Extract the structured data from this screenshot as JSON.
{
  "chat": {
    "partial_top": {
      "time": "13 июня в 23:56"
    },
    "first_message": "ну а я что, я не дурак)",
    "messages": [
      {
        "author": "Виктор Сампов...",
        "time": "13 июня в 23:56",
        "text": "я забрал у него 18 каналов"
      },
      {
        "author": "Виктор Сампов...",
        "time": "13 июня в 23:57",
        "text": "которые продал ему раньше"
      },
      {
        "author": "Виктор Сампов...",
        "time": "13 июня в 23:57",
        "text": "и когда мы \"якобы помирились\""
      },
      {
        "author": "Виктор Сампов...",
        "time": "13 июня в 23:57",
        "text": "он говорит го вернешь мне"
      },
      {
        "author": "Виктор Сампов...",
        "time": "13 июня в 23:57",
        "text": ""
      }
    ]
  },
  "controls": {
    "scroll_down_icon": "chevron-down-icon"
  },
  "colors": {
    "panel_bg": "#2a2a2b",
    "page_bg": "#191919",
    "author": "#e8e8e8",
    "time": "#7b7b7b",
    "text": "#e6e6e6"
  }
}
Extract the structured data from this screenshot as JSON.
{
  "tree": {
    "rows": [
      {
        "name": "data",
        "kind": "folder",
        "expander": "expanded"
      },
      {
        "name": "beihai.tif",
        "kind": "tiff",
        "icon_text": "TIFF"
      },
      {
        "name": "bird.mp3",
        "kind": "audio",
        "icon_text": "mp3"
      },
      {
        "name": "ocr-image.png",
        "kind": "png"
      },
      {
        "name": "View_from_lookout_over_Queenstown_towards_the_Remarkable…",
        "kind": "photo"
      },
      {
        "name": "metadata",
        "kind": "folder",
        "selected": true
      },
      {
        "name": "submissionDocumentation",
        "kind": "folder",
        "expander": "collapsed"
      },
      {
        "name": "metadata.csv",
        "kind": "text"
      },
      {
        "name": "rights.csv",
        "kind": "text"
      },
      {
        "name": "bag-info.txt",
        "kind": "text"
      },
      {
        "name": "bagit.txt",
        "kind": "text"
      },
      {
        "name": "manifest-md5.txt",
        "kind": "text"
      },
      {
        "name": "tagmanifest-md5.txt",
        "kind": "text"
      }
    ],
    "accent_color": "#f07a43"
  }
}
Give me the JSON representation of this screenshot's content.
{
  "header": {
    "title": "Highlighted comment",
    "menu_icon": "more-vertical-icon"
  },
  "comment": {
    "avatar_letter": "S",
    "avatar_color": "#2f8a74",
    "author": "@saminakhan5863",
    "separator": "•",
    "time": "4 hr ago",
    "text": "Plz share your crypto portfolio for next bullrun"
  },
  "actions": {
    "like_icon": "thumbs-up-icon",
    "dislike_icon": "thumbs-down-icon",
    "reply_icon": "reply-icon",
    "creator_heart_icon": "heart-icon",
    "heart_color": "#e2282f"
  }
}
§
# INSTRUCTIONS FOR THE TASK
Return each line of the records above exactly as it reads.

# COMPLETED EXERCISE
Extract the structured data from this screenshot as JSON.
{
  "chat": {
    "partial_top": {
      "time": "13 июня в 23:56"
    },
    "first_message": "ну а я что, я не дурак)",
    "messages": [
      {
        "author": "Виктор Сампов...",
        "time": "13 июня в 23:56",
        "text": "я забрал у него 18 каналов"
      },
      {
        "author": "Виктор Сампов...",
        "time": "13 июня в 23:57",
        "text": "которые продал ему раньше"
      },
      {
        "author": "Виктор Сампов...",
        "time": "13 июня в 23:57",
        "text": "и когда мы \"якобы помирились\""
      },
      {
        "author": "Виктор Сампов...",
        "time": "13 июня в 23:57",
        "text": "он говорит го вернешь мне"
      },
      {
        "author": "Виктор Сампов...",
        "time": "13 июня в 23:57",
        "text": ""
      }
    ]
  },
  "controls": {
    "scroll_down_icon": "chevron-down-icon"
  },
  "colors": {
    "panel_bg": "#2a2a2b",
    "page_bg": "#191919",
    "author": "#e8e8e8",
    "time": "#7b7b7b",
    "text": "#e6e6e6"
  }
}
Extract the structured data from this screenshot as JSON.
{
  "tree": {
    "rows": [
      {
        "name": "data",
        "kind": "folder",
        "expander": "expanded"
      },
      {
        "name": "beihai.tif",
        "kind": "tiff",
        "icon_text": "TIFF"
      },
      {
        "name": "bird.mp3",
        "kind": "audio",
        "icon_text": "mp3"
      },
      {
        "name": "ocr-image.png",
        "kind": "png"
      },
      {
        "name": "View_from_lookout_over_Queenstown_towards_the_Remarkable…",
        "kind": "photo"
      },
      {
        "name": "metadata",
        "kind": "folder",
        "selected": true
      },
      {
        "name": "submissionDocumentation",
        "kind": "folder",
        "expander": "collapsed"
      },
      {
        "name": "metadata.csv",
        "kind": "text"
      },
      {
        "name": "rights.csv",
        "kind": "text"
      },
      {
        "name": "bag-info.txt",
        "kind": "text"
      },
      {
        "name": "bagit.txt",
        "kind": "text"
      },
      {
        "name": "manifest-md5.txt",
        "kind": "text"
      },
      {
        "name": "tagmanifest-md5.txt",
        "kind": "text"
      }
    ],
    "accent_color": "#f07a43"
  }
}
Give me the JSON representation of this screenshot's content.
{
  "header": {
    "title": "Highlighted comment",
    "menu_icon": "more-vertical-icon"
  },
  "comment": {
    "avatar_letter": "S",
    "avatar_color": "#2f8a74",
    "author": "@saminakhan5863",
    "separator": "•",
    "time": "4 hr ago",
    "text": "Plz share your crypto portfolio for next bullrun"
  },
  "actions": {
    "like_icon": "thumbs-up-icon",
    "dislike_icon": "thumbs-down-icon",
    "reply_icon": "reply-icon",
    "creator_heart_icon": "heart-icon",
    "heart_color": "#e2282f"
  }
}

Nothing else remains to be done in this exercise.